[Data listing]
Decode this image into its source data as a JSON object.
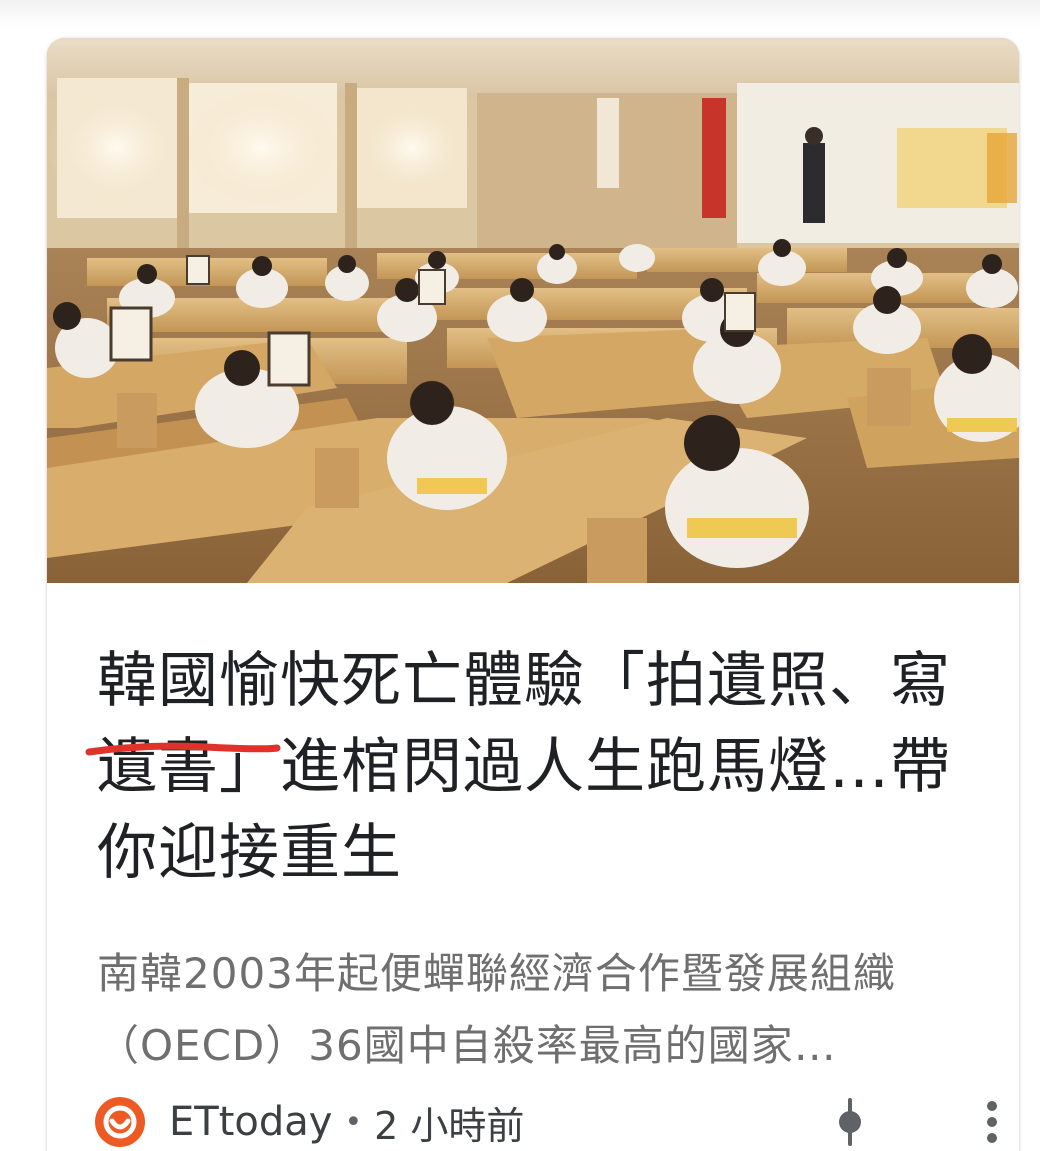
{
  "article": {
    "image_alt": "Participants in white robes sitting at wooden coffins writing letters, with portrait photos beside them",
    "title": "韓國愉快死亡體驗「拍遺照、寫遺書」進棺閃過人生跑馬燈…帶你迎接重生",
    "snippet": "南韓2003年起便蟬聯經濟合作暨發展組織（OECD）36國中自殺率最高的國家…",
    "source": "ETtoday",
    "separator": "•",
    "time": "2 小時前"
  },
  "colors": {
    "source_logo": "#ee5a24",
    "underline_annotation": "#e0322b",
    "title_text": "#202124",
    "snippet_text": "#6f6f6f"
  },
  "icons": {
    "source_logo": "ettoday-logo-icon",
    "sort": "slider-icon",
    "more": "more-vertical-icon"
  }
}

• **To do**
Restate the records word for word, omitting images.

• **Exercise answer**
Decode this image into its source data as a JSON object.
{
  "article": {
    "image_alt": "Participants in white robes sitting at wooden coffins writing letters, with portrait photos beside them",
    "title": "韓國愉快死亡體驗「拍遺照、寫遺書」進棺閃過人生跑馬燈…帶你迎接重生",
    "snippet": "南韓2003年起便蟬聯經濟合作暨發展組織（OECD）36國中自殺率最高的國家…",
    "source": "ETtoday",
    "separator": "•",
    "time": "2 小時前"
  },
  "colors": {
    "source_logo": "#ee5a24",
    "underline_annotation": "#e0322b",
    "title_text": "#202124",
    "snippet_text": "#6f6f6f"
  },
  "icons": {
    "source_logo": "ettoday-logo-icon",
    "sort": "slider-icon",
    "more": "more-vertical-icon"
  }
}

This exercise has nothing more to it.